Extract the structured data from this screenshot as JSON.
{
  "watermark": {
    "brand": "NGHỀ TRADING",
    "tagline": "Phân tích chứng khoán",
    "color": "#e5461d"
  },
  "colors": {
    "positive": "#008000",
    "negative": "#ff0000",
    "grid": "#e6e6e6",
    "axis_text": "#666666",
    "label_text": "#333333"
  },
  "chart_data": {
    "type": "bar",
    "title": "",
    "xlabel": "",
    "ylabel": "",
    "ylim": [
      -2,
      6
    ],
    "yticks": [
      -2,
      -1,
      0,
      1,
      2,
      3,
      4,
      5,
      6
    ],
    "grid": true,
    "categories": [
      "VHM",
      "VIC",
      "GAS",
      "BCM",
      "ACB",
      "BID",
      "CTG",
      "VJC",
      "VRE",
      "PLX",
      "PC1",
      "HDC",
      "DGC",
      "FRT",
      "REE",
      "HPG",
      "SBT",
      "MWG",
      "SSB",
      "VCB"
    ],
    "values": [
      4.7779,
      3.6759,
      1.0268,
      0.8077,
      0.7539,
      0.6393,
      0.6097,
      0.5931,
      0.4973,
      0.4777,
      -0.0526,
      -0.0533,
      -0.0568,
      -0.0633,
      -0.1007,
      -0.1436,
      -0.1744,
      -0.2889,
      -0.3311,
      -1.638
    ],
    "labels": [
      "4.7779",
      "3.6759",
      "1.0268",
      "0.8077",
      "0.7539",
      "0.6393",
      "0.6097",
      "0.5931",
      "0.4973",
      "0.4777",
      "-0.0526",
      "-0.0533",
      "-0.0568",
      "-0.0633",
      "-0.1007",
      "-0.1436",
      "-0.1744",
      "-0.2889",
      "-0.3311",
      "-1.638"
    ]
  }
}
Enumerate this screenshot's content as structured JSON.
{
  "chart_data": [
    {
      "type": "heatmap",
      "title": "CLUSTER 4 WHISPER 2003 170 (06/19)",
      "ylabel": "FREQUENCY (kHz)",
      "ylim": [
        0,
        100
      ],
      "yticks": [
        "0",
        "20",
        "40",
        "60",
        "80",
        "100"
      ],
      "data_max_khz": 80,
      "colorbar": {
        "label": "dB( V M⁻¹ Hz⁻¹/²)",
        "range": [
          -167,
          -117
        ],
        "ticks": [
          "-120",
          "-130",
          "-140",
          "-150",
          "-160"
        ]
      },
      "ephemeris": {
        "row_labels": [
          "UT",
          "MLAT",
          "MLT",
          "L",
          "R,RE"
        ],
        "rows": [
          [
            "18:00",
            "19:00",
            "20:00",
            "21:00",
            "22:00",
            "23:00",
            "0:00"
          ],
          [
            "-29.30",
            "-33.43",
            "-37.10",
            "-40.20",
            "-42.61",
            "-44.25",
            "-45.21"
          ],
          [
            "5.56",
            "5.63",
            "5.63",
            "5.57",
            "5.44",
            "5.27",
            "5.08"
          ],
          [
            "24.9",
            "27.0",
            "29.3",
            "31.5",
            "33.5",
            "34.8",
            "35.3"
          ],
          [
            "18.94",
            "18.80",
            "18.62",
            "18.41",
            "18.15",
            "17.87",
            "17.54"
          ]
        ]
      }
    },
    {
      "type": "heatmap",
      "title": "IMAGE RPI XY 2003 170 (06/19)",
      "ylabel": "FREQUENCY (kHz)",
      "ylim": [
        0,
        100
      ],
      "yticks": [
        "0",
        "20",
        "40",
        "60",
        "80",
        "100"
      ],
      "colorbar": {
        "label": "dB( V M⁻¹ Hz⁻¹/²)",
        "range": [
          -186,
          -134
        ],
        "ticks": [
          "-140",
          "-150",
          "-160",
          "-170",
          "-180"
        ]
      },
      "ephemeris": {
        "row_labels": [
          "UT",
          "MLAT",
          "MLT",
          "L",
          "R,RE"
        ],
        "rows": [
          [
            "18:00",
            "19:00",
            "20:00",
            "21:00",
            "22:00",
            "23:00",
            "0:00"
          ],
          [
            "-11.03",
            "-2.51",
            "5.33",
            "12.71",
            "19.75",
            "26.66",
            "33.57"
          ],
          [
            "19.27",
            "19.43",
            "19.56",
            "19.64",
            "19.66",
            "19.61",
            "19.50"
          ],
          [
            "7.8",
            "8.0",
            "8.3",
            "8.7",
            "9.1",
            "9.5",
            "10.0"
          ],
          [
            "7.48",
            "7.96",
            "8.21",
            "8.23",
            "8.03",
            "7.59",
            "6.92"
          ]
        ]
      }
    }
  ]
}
----
In this exercise, repeat all entries exactly.

Output for this task:
Extract the structured data from this screenshot as JSON.
{
  "watermark": {
    "brand": "NGHỀ TRADING",
    "tagline": "Phân tích chứng khoán",
    "color": "#e5461d"
  },
  "colors": {
    "positive": "#008000",
    "negative": "#ff0000",
    "grid": "#e6e6e6",
    "axis_text": "#666666",
    "label_text": "#333333"
  },
  "chart_data": {
    "type": "bar",
    "title": "",
    "xlabel": "",
    "ylabel": "",
    "ylim": [
      -2,
      6
    ],
    "yticks": [
      -2,
      -1,
      0,
      1,
      2,
      3,
      4,
      5,
      6
    ],
    "grid": true,
    "categories": [
      "VHM",
      "VIC",
      "GAS",
      "BCM",
      "ACB",
      "BID",
      "CTG",
      "VJC",
      "VRE",
      "PLX",
      "PC1",
      "HDC",
      "DGC",
      "FRT",
      "REE",
      "HPG",
      "SBT",
      "MWG",
      "SSB",
      "VCB"
    ],
    "values": [
      4.7779,
      3.6759,
      1.0268,
      0.8077,
      0.7539,
      0.6393,
      0.6097,
      0.5931,
      0.4973,
      0.4777,
      -0.0526,
      -0.0533,
      -0.0568,
      -0.0633,
      -0.1007,
      -0.1436,
      -0.1744,
      -0.2889,
      -0.3311,
      -1.638
    ],
    "labels": [
      "4.7779",
      "3.6759",
      "1.0268",
      "0.8077",
      "0.7539",
      "0.6393",
      "0.6097",
      "0.5931",
      "0.4973",
      "0.4777",
      "-0.0526",
      "-0.0533",
      "-0.0568",
      "-0.0633",
      "-0.1007",
      "-0.1436",
      "-0.1744",
      "-0.2889",
      "-0.3311",
      "-1.638"
    ]
  }
}
Enumerate this screenshot's content as structured JSON.
{
  "chart_data": [
    {
      "type": "heatmap",
      "title": "CLUSTER 4 WHISPER 2003 170 (06/19)",
      "ylabel": "FREQUENCY (kHz)",
      "ylim": [
        0,
        100
      ],
      "yticks": [
        "0",
        "20",
        "40",
        "60",
        "80",
        "100"
      ],
      "data_max_khz": 80,
      "colorbar": {
        "label": "dB( V M⁻¹ Hz⁻¹/²)",
        "range": [
          -167,
          -117
        ],
        "ticks": [
          "-120",
          "-130",
          "-140",
          "-150",
          "-160"
        ]
      },
      "ephemeris": {
        "row_labels": [
          "UT",
          "MLAT",
          "MLT",
          "L",
          "R,RE"
        ],
        "rows": [
          [
            "18:00",
            "19:00",
            "20:00",
            "21:00",
            "22:00",
            "23:00",
            "0:00"
          ],
          [
            "-29.30",
            "-33.43",
            "-37.10",
            "-40.20",
            "-42.61",
            "-44.25",
            "-45.21"
          ],
          [
            "5.56",
            "5.63",
            "5.63",
            "5.57",
            "5.44",
            "5.27",
            "5.08"
          ],
          [
            "24.9",
            "27.0",
            "29.3",
            "31.5",
            "33.5",
            "34.8",
            "35.3"
          ],
          [
            "18.94",
            "18.80",
            "18.62",
            "18.41",
            "18.15",
            "17.87",
            "17.54"
          ]
        ]
      }
    },
    {
      "type": "heatmap",
      "title": "IMAGE RPI XY 2003 170 (06/19)",
      "ylabel": "FREQUENCY (kHz)",
      "ylim": [
        0,
        100
      ],
      "yticks": [
        "0",
        "20",
        "40",
        "60",
        "80",
        "100"
      ],
      "colorbar": {
        "label": "dB( V M⁻¹ Hz⁻¹/²)",
        "range": [
          -186,
          -134
        ],
        "ticks": [
          "-140",
          "-150",
          "-160",
          "-170",
          "-180"
        ]
      },
      "ephemeris": {
        "row_labels": [
          "UT",
          "MLAT",
          "MLT",
          "L",
          "R,RE"
        ],
        "rows": [
          [
            "18:00",
            "19:00",
            "20:00",
            "21:00",
            "22:00",
            "23:00",
            "0:00"
          ],
          [
            "-11.03",
            "-2.51",
            "5.33",
            "12.71",
            "19.75",
            "26.66",
            "33.57"
          ],
          [
            "19.27",
            "19.43",
            "19.56",
            "19.64",
            "19.66",
            "19.61",
            "19.50"
          ],
          [
            "7.8",
            "8.0",
            "8.3",
            "8.7",
            "9.1",
            "9.5",
            "10.0"
          ],
          [
            "7.48",
            "7.96",
            "8.21",
            "8.23",
            "8.03",
            "7.59",
            "6.92"
          ]
        ]
      }
    }
  ]
}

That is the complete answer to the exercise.